_The problem_
Extract each line containing the string "command".

— Begin Given information —

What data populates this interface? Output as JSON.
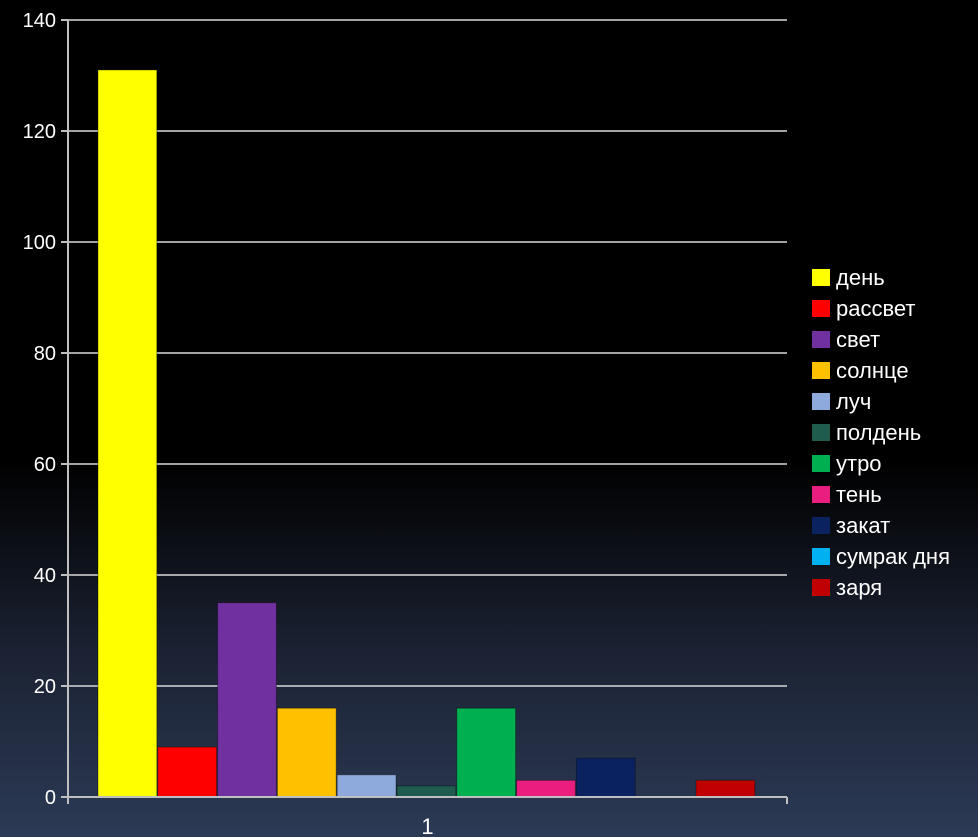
{
  "chart_data": {
    "type": "bar",
    "categories": [
      "1"
    ],
    "series": [
      {
        "name": "день",
        "values": [
          131
        ],
        "color": "#FFFF00"
      },
      {
        "name": "рассвет",
        "values": [
          9
        ],
        "color": "#FF0000"
      },
      {
        "name": "свет",
        "values": [
          35
        ],
        "color": "#7030A0"
      },
      {
        "name": "солнце",
        "values": [
          16
        ],
        "color": "#FFC000"
      },
      {
        "name": "луч",
        "values": [
          4
        ],
        "color": "#8EA9DB"
      },
      {
        "name": "полдень",
        "values": [
          2
        ],
        "color": "#1F5C4E"
      },
      {
        "name": "утро",
        "values": [
          16
        ],
        "color": "#00B050"
      },
      {
        "name": "тень",
        "values": [
          3
        ],
        "color": "#E91E7F"
      },
      {
        "name": "закат",
        "values": [
          7
        ],
        "color": "#0A2260"
      },
      {
        "name": "сумрак дня",
        "values": [
          0
        ],
        "color": "#00B0F0"
      },
      {
        "name": "заря",
        "values": [
          3
        ],
        "color": "#C00000"
      }
    ],
    "ylim": [
      0,
      140
    ],
    "yticks": [
      0,
      20,
      40,
      60,
      80,
      100,
      120,
      140
    ],
    "grid": true,
    "legend_position": "right"
  }
}
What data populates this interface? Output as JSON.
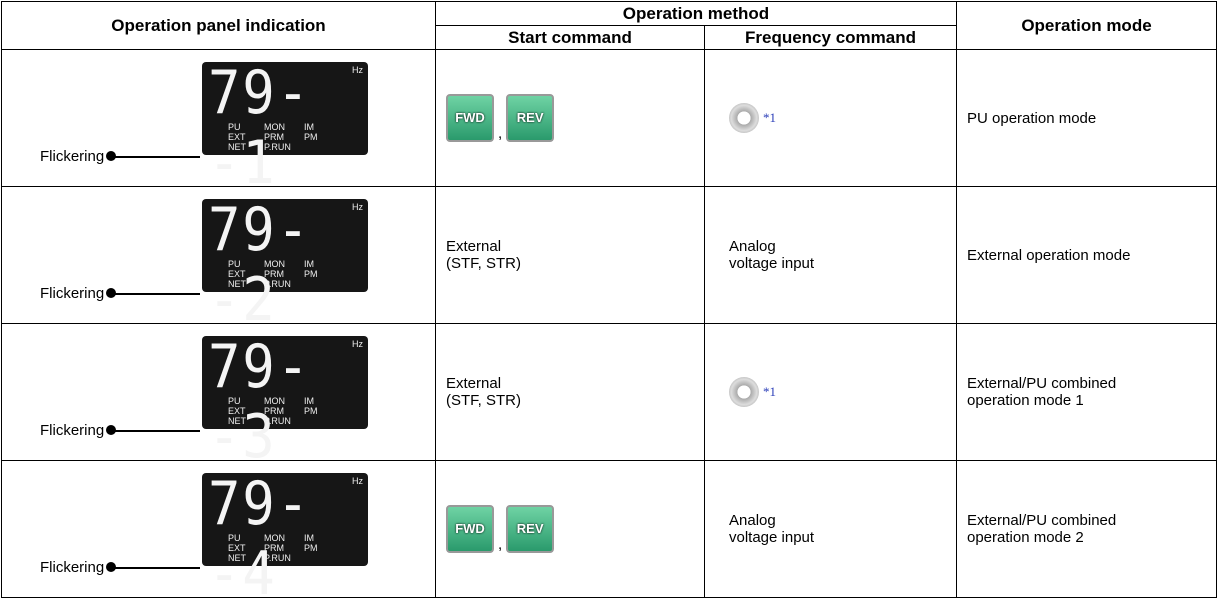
{
  "header": {
    "panel": "Operation panel indication",
    "method": "Operation method",
    "start": "Start command",
    "frequency": "Frequency command",
    "mode": "Operation mode"
  },
  "panel": {
    "hz": "Hz",
    "pu": "PU",
    "ext": "EXT",
    "net": "NET",
    "mon": "MON",
    "prm": "PRM",
    "prun": "P.RUN",
    "im": "IM",
    "pm": "PM",
    "flickering": "Flickering"
  },
  "rows": [
    {
      "display": "79--1",
      "start_keys": [
        "FWD",
        "REV"
      ],
      "start_separator": ",",
      "frequency_note": "*1",
      "mode": "PU operation mode"
    },
    {
      "display": "79--2",
      "start": "External\n(STF, STR)",
      "frequency": "Analog\nvoltage input",
      "mode": "External operation mode"
    },
    {
      "display": "79--3",
      "start": "External\n(STF, STR)",
      "frequency_note": "*1",
      "mode": "External/PU combined\noperation mode 1"
    },
    {
      "display": "79--4",
      "start_keys": [
        "FWD",
        "REV"
      ],
      "start_separator": ",",
      "frequency": "Analog\nvoltage input",
      "mode": "External/PU combined\noperation mode 2"
    }
  ]
}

— End Given information —

_Output for this task_
    "start": "Start command",
    "frequency": "Frequency command",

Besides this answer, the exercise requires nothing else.